Entries from a visual dataset:
----
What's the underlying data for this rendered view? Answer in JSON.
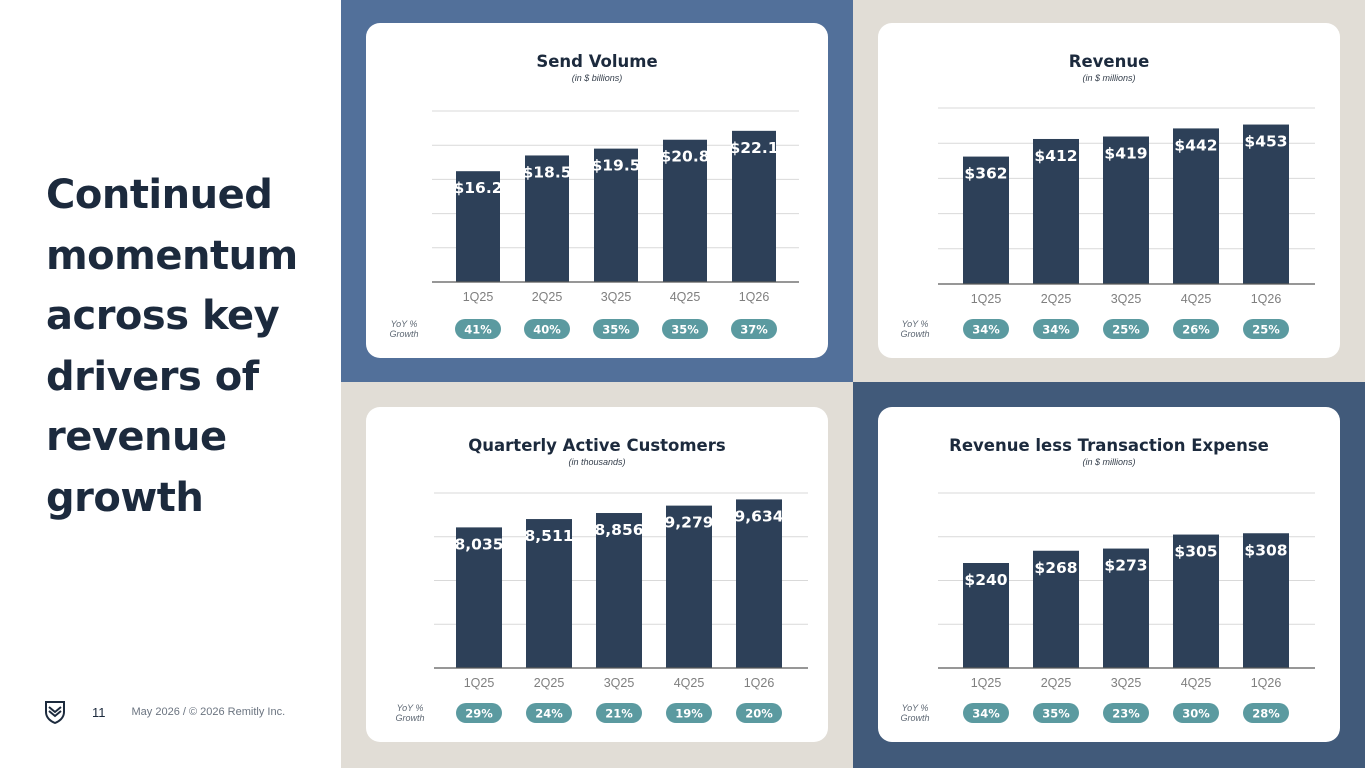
{
  "headline": [
    "Continued",
    "momentum",
    "across key",
    "drivers of",
    "revenue",
    "growth"
  ],
  "footer": {
    "page_number": "11",
    "copyright": "May 2026 / © 2026 Remitly Inc.",
    "logo_icon": "remitly-shield-icon"
  },
  "yoy_label": [
    "YoY %",
    "Growth"
  ],
  "colors": {
    "bar": "#2d4058",
    "pill": "#5b9aa0",
    "grid": "#d9d9d9",
    "axis": "#595959",
    "tick": "#7f7f7f"
  },
  "chart_data": [
    {
      "type": "bar",
      "title": "Send Volume",
      "subtitle": "(in $ billions)",
      "categories": [
        "1Q25",
        "2Q25",
        "3Q25",
        "4Q25",
        "1Q26"
      ],
      "values": [
        16.2,
        18.5,
        19.5,
        20.8,
        22.1
      ],
      "labels": [
        "$16.2",
        "$18.5",
        "$19.5",
        "$20.8",
        "$22.1"
      ],
      "ylim": [
        0,
        25
      ],
      "gridlines": 5,
      "growth": [
        "41%",
        "40%",
        "35%",
        "35%",
        "37%"
      ]
    },
    {
      "type": "bar",
      "title": "Revenue",
      "subtitle": "(in $ millions)",
      "categories": [
        "1Q25",
        "2Q25",
        "3Q25",
        "4Q25",
        "1Q26"
      ],
      "values": [
        362,
        412,
        419,
        442,
        453
      ],
      "labels": [
        "$362",
        "$412",
        "$419",
        "$442",
        "$453"
      ],
      "ylim": [
        0,
        500
      ],
      "gridlines": 5,
      "growth": [
        "34%",
        "34%",
        "25%",
        "26%",
        "25%"
      ]
    },
    {
      "type": "bar",
      "title": "Quarterly Active Customers",
      "subtitle": "(in thousands)",
      "categories": [
        "1Q25",
        "2Q25",
        "3Q25",
        "4Q25",
        "1Q26"
      ],
      "values": [
        8035,
        8511,
        8856,
        9279,
        9634
      ],
      "labels": [
        "8,035",
        "8,511",
        "8,856",
        "9,279",
        "9,634"
      ],
      "ylim": [
        0,
        10000
      ],
      "gridlines": 4,
      "growth": [
        "29%",
        "24%",
        "21%",
        "19%",
        "20%"
      ]
    },
    {
      "type": "bar",
      "title": "Revenue less Transaction Expense",
      "subtitle": "(in $ millions)",
      "categories": [
        "1Q25",
        "2Q25",
        "3Q25",
        "4Q25",
        "1Q26"
      ],
      "values": [
        240,
        268,
        273,
        305,
        308
      ],
      "labels": [
        "$240",
        "$268",
        "$273",
        "$305",
        "$308"
      ],
      "ylim": [
        0,
        400
      ],
      "gridlines": 4,
      "growth": [
        "34%",
        "35%",
        "23%",
        "30%",
        "28%"
      ]
    }
  ]
}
----
- TASK GOAL -
Quote the data exactly, leaving every image out of the copy.

- OUTPUT BELOW -
What's the underlying data for this rendered view? Answer in JSON.
{
  "headline": [
    "Continued",
    "momentum",
    "across key",
    "drivers of",
    "revenue",
    "growth"
  ],
  "footer": {
    "page_number": "11",
    "copyright": "May 2026 / © 2026 Remitly Inc.",
    "logo_icon": "remitly-shield-icon"
  },
  "yoy_label": [
    "YoY %",
    "Growth"
  ],
  "colors": {
    "bar": "#2d4058",
    "pill": "#5b9aa0",
    "grid": "#d9d9d9",
    "axis": "#595959",
    "tick": "#7f7f7f"
  },
  "chart_data": [
    {
      "type": "bar",
      "title": "Send Volume",
      "subtitle": "(in $ billions)",
      "categories": [
        "1Q25",
        "2Q25",
        "3Q25",
        "4Q25",
        "1Q26"
      ],
      "values": [
        16.2,
        18.5,
        19.5,
        20.8,
        22.1
      ],
      "labels": [
        "$16.2",
        "$18.5",
        "$19.5",
        "$20.8",
        "$22.1"
      ],
      "ylim": [
        0,
        25
      ],
      "gridlines": 5,
      "growth": [
        "41%",
        "40%",
        "35%",
        "35%",
        "37%"
      ]
    },
    {
      "type": "bar",
      "title": "Revenue",
      "subtitle": "(in $ millions)",
      "categories": [
        "1Q25",
        "2Q25",
        "3Q25",
        "4Q25",
        "1Q26"
      ],
      "values": [
        362,
        412,
        419,
        442,
        453
      ],
      "labels": [
        "$362",
        "$412",
        "$419",
        "$442",
        "$453"
      ],
      "ylim": [
        0,
        500
      ],
      "gridlines": 5,
      "growth": [
        "34%",
        "34%",
        "25%",
        "26%",
        "25%"
      ]
    },
    {
      "type": "bar",
      "title": "Quarterly Active Customers",
      "subtitle": "(in thousands)",
      "categories": [
        "1Q25",
        "2Q25",
        "3Q25",
        "4Q25",
        "1Q26"
      ],
      "values": [
        8035,
        8511,
        8856,
        9279,
        9634
      ],
      "labels": [
        "8,035",
        "8,511",
        "8,856",
        "9,279",
        "9,634"
      ],
      "ylim": [
        0,
        10000
      ],
      "gridlines": 4,
      "growth": [
        "29%",
        "24%",
        "21%",
        "19%",
        "20%"
      ]
    },
    {
      "type": "bar",
      "title": "Revenue less Transaction Expense",
      "subtitle": "(in $ millions)",
      "categories": [
        "1Q25",
        "2Q25",
        "3Q25",
        "4Q25",
        "1Q26"
      ],
      "values": [
        240,
        268,
        273,
        305,
        308
      ],
      "labels": [
        "$240",
        "$268",
        "$273",
        "$305",
        "$308"
      ],
      "ylim": [
        0,
        400
      ],
      "gridlines": 4,
      "growth": [
        "34%",
        "35%",
        "23%",
        "30%",
        "28%"
      ]
    }
  ]
}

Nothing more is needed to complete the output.